**DATA RECORDS**
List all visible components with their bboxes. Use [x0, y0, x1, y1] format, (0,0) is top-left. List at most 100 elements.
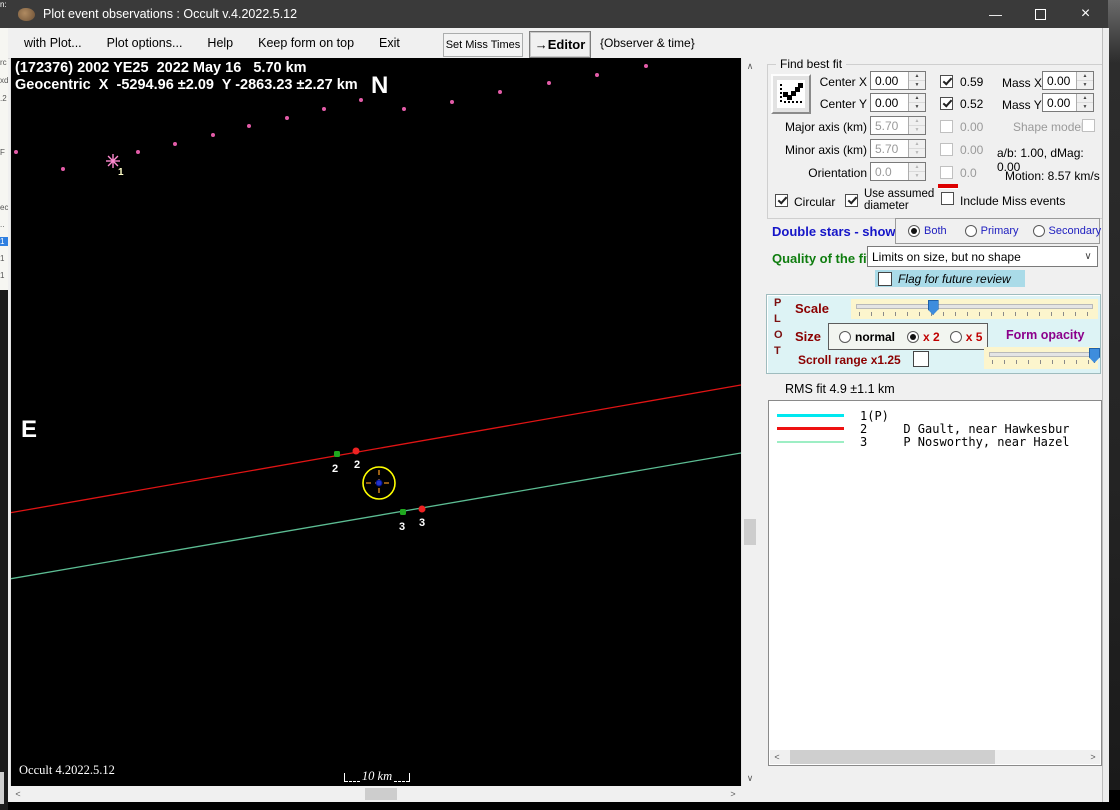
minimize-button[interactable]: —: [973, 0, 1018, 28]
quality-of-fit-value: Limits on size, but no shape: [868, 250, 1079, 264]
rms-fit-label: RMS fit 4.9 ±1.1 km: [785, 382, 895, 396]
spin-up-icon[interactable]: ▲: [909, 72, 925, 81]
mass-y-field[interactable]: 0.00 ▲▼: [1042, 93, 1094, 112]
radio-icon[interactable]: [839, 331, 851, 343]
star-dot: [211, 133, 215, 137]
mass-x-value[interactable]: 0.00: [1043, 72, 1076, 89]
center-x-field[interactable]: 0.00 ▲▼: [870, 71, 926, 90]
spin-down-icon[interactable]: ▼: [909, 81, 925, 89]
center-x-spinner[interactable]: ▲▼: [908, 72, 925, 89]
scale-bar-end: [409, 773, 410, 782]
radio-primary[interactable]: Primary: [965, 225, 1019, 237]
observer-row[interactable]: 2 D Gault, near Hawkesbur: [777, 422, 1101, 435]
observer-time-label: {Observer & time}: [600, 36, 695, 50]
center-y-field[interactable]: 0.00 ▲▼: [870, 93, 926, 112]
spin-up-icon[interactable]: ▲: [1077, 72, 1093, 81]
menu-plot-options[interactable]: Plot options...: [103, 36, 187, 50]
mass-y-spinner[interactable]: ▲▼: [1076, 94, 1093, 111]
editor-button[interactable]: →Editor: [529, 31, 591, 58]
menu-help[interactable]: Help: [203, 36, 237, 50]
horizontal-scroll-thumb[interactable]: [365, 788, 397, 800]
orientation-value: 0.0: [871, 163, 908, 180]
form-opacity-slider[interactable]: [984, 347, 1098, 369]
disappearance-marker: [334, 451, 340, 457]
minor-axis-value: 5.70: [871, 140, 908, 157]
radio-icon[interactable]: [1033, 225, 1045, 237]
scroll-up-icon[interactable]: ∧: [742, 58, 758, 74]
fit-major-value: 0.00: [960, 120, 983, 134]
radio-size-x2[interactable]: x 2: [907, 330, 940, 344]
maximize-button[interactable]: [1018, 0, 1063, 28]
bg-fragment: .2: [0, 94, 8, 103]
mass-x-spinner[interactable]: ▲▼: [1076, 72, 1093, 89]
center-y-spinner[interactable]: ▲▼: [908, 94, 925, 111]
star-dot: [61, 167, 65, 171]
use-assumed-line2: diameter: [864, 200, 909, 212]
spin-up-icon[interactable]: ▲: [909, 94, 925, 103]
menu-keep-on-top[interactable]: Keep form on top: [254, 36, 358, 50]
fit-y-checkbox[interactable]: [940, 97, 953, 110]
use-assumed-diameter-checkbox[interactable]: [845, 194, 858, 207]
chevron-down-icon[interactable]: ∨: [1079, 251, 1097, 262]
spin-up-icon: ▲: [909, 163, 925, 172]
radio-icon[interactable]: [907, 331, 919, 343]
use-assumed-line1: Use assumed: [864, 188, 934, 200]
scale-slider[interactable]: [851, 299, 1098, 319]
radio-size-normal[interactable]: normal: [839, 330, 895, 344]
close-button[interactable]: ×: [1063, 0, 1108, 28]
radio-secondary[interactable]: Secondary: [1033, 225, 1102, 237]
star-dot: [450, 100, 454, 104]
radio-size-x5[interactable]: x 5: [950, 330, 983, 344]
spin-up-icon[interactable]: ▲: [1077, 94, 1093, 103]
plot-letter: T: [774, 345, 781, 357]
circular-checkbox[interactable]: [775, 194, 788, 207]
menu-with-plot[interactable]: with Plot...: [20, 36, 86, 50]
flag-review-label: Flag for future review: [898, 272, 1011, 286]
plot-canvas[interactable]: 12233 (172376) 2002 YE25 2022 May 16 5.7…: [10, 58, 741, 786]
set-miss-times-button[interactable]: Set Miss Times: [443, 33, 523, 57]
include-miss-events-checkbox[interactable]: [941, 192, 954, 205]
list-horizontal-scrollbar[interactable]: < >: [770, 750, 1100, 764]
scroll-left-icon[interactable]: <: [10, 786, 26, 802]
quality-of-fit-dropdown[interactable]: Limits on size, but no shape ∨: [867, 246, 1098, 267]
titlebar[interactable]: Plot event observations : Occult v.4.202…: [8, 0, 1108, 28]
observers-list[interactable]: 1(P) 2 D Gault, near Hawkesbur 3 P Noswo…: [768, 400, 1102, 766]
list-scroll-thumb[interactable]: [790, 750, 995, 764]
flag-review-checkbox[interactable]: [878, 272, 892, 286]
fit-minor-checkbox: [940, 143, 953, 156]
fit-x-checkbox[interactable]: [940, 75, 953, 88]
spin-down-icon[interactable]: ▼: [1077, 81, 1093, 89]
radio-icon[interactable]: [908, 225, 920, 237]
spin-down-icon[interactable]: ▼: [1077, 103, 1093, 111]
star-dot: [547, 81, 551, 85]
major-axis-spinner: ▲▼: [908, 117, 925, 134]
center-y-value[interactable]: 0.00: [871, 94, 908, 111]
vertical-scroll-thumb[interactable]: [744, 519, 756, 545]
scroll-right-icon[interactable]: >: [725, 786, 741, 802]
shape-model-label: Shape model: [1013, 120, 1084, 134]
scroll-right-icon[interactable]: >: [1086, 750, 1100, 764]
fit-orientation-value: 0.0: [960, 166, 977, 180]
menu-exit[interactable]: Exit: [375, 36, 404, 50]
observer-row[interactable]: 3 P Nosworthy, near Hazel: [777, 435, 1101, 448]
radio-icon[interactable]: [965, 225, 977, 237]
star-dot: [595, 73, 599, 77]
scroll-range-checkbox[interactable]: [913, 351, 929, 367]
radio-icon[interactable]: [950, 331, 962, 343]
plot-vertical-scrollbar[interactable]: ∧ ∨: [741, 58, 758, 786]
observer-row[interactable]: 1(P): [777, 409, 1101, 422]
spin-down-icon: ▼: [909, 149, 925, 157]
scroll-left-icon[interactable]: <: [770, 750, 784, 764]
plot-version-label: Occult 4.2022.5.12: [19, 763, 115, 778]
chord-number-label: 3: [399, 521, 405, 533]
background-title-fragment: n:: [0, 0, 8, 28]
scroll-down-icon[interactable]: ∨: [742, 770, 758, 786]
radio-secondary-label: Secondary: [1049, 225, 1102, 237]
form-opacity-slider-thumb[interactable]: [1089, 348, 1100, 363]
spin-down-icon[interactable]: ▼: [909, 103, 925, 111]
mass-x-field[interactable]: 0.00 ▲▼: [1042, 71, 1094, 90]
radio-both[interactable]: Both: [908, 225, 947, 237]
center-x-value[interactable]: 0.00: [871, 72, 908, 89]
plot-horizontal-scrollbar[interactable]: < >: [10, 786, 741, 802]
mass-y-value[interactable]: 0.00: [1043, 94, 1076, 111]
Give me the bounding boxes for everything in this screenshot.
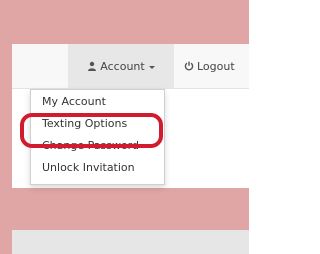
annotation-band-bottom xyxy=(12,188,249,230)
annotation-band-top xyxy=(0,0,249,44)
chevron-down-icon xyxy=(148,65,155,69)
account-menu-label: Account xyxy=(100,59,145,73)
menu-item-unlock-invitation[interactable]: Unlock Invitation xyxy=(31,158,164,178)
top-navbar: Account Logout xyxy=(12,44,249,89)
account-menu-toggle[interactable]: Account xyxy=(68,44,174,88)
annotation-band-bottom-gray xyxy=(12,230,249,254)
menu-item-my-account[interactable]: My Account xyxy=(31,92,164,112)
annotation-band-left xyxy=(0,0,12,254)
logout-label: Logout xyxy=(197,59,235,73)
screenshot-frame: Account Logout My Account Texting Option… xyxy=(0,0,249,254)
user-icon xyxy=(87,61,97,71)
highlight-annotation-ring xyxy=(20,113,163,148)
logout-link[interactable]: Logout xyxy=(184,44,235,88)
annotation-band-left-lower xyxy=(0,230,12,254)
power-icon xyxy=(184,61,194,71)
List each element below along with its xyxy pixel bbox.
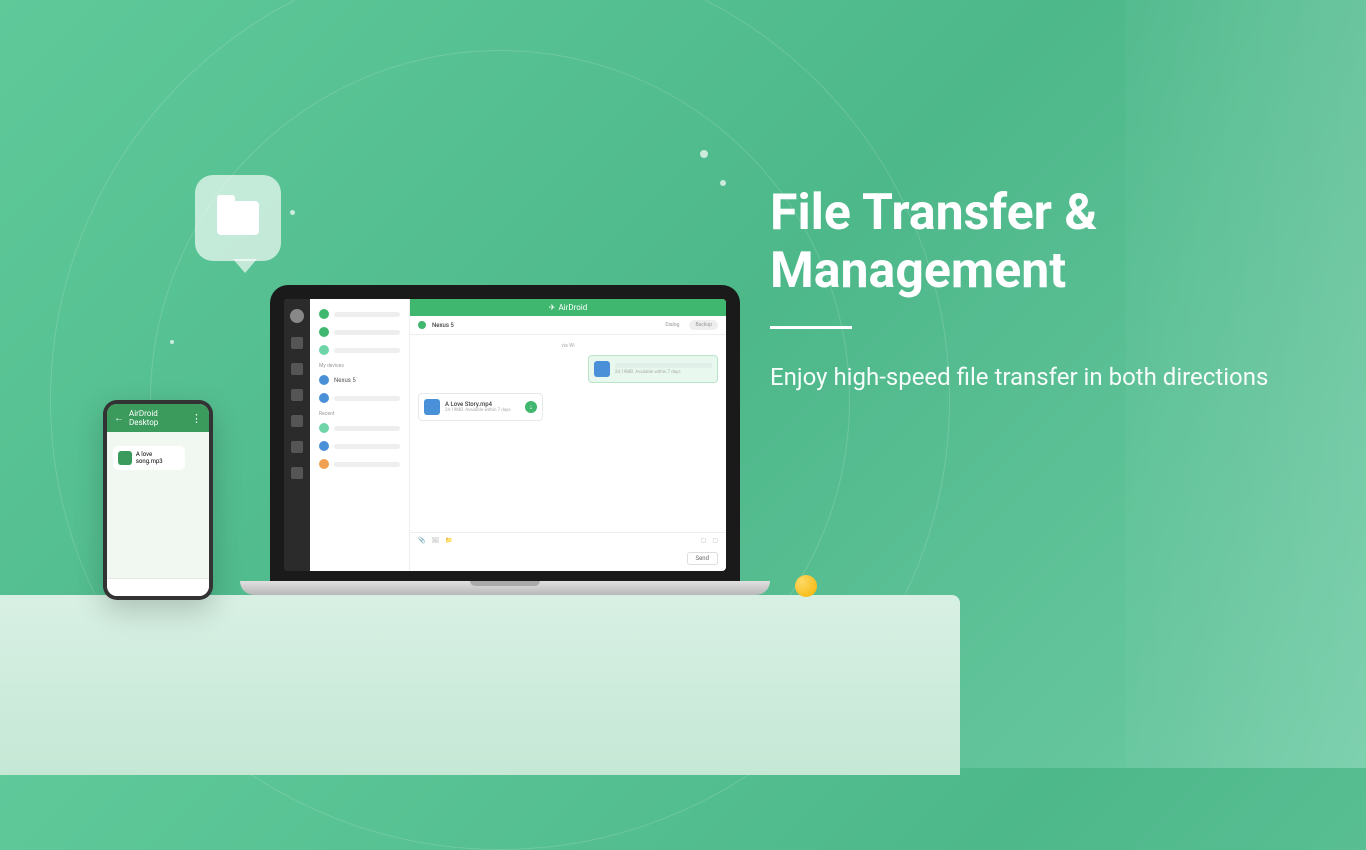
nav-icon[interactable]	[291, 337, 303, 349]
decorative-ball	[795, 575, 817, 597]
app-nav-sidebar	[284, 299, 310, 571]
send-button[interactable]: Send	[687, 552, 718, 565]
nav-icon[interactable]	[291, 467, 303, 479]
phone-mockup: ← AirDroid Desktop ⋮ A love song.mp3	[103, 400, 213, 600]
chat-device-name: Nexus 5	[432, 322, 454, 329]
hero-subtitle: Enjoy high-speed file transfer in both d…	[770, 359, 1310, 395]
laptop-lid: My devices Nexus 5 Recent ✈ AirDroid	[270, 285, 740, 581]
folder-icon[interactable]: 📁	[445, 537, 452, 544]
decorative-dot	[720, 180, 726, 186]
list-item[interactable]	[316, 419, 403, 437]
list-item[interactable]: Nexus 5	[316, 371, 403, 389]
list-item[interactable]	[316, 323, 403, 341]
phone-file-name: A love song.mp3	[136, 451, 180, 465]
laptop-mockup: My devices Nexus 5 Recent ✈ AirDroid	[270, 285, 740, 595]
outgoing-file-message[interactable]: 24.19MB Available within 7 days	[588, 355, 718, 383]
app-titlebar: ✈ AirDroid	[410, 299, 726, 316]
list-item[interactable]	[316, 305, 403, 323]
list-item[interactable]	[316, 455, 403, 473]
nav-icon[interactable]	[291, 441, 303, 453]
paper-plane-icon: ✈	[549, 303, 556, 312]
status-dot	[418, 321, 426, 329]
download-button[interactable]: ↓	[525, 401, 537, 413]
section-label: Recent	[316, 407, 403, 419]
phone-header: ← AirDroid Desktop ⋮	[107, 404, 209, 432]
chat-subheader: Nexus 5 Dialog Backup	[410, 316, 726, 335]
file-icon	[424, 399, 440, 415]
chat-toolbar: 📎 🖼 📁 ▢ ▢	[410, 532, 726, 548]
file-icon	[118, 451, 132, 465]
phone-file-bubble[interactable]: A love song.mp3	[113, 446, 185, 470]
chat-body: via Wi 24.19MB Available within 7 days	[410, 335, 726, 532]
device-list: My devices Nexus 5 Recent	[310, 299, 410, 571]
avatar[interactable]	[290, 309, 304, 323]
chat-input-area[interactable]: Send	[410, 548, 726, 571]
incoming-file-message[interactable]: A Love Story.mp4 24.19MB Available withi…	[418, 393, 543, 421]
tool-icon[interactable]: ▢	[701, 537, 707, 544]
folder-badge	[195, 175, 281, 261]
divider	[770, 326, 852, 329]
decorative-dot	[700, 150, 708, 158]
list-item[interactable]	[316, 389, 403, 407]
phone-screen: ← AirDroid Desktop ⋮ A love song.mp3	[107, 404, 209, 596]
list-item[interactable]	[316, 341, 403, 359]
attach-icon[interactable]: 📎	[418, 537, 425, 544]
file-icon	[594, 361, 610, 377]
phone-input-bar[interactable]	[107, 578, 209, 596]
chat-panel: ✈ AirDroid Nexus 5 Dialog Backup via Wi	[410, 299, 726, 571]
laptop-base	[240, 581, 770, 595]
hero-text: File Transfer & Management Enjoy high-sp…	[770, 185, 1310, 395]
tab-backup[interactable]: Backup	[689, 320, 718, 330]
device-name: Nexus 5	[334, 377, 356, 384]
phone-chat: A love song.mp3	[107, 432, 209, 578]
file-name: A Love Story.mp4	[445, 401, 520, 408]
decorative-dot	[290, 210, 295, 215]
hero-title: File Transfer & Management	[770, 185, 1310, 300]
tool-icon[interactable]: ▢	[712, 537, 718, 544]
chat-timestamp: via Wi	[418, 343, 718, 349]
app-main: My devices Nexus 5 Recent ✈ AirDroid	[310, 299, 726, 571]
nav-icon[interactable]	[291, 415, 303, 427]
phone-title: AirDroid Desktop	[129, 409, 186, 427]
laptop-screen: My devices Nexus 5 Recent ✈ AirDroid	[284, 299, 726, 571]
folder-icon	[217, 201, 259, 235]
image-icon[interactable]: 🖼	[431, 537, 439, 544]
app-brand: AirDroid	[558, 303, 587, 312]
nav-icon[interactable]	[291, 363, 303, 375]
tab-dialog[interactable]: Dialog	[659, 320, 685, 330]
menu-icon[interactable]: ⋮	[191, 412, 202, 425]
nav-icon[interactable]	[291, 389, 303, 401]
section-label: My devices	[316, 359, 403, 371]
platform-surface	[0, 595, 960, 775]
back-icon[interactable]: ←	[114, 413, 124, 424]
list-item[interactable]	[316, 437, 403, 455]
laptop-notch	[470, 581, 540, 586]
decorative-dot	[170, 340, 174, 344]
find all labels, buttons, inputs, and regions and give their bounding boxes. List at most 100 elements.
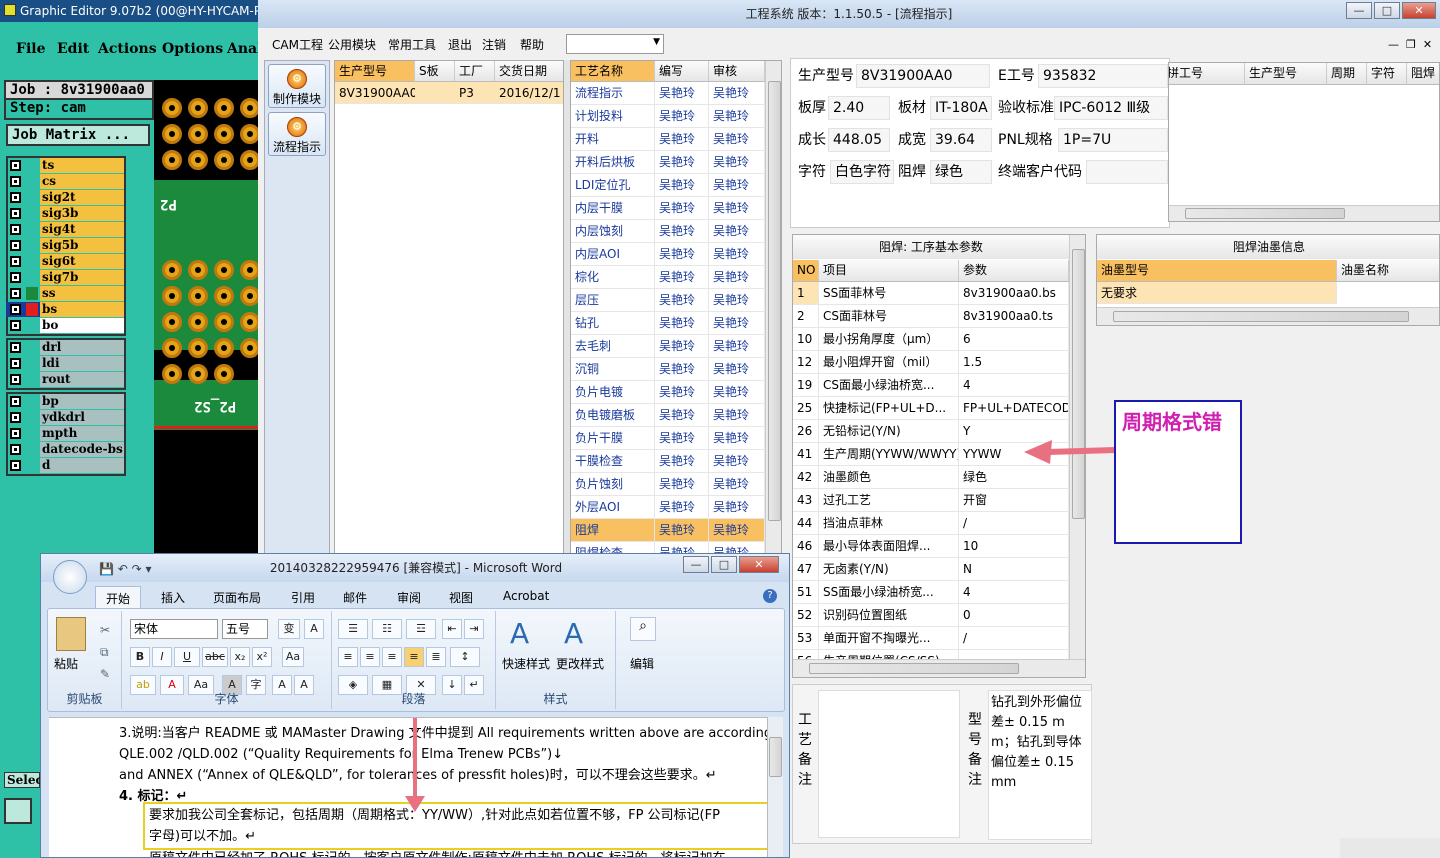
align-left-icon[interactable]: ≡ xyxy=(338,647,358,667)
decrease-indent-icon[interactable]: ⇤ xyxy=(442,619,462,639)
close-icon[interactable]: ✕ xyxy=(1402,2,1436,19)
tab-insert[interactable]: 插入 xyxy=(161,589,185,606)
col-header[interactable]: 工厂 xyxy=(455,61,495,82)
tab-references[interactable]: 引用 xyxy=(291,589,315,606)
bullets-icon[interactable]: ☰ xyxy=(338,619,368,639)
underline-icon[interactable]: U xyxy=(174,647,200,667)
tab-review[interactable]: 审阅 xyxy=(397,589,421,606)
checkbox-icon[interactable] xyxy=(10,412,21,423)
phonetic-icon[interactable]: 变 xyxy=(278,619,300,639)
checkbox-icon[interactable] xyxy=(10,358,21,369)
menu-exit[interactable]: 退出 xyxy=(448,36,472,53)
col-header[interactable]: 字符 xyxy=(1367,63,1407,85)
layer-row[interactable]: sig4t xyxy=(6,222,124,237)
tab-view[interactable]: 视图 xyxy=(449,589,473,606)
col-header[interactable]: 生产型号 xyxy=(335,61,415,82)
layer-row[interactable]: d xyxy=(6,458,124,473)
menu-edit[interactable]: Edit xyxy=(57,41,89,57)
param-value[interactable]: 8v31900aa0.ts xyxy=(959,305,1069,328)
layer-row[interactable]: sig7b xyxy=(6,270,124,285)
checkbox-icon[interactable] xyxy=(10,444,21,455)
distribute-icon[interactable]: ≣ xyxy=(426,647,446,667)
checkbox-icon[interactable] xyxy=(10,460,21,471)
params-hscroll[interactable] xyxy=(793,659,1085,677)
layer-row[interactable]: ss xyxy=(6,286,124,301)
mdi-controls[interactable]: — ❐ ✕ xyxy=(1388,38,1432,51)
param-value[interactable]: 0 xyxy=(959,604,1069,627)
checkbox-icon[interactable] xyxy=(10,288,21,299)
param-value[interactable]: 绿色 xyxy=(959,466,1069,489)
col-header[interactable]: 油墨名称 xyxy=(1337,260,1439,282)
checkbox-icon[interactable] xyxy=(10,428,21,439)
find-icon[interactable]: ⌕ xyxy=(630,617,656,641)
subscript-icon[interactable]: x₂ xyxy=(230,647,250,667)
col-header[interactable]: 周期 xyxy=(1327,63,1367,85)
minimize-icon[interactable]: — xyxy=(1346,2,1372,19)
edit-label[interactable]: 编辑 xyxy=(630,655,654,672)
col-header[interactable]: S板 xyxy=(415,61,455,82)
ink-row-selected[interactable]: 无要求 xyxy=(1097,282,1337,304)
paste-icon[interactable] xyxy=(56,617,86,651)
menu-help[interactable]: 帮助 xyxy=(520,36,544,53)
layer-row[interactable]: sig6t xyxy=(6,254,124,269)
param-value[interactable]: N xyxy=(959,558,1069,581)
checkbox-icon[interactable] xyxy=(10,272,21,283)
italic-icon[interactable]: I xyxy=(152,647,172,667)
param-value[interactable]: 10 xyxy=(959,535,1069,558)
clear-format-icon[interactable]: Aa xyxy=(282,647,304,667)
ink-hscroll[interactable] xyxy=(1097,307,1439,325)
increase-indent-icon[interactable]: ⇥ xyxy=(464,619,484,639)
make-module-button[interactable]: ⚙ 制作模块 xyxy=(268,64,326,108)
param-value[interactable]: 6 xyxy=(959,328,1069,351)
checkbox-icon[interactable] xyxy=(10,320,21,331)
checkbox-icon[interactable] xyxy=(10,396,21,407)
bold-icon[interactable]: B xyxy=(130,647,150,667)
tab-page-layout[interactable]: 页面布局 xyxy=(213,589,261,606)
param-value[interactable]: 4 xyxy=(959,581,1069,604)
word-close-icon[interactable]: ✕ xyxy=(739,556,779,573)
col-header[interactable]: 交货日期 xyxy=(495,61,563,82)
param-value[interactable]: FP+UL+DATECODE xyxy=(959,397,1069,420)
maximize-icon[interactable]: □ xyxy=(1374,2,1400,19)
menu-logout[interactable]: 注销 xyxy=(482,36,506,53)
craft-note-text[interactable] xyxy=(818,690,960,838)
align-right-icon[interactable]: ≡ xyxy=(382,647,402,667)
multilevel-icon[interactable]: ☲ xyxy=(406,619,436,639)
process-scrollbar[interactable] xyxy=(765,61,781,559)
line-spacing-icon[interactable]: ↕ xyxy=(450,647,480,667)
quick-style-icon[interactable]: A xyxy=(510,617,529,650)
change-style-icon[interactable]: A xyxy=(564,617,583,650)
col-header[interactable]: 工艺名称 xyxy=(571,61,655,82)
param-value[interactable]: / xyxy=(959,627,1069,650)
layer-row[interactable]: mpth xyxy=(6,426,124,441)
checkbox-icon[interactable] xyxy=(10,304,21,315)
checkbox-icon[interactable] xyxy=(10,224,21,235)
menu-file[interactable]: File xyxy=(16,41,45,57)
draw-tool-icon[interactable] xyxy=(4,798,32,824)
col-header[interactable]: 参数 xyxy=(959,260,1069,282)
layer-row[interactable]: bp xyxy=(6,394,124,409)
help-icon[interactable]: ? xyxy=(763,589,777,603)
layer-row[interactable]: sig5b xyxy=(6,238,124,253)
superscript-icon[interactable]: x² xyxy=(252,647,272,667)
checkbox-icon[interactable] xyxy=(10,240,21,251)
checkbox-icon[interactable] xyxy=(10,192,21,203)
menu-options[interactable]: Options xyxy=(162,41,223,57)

**SET PROBLEM**
Reproduce the material verbatim from the line with "align-left-icon[interactable]: ≡ xyxy=(338,647,358,667)" to the line with "col-header[interactable]: 工厂 xyxy=(455,61,495,82)", including both of those lines.

**EXERCISE OUTPUT**
align-left-icon[interactable]: ≡ xyxy=(338,647,358,667)
decrease-indent-icon[interactable]: ⇤ xyxy=(442,619,462,639)
close-icon[interactable]: ✕ xyxy=(1402,2,1436,19)
tab-insert[interactable]: 插入 xyxy=(161,589,185,606)
col-header[interactable]: 工厂 xyxy=(455,61,495,82)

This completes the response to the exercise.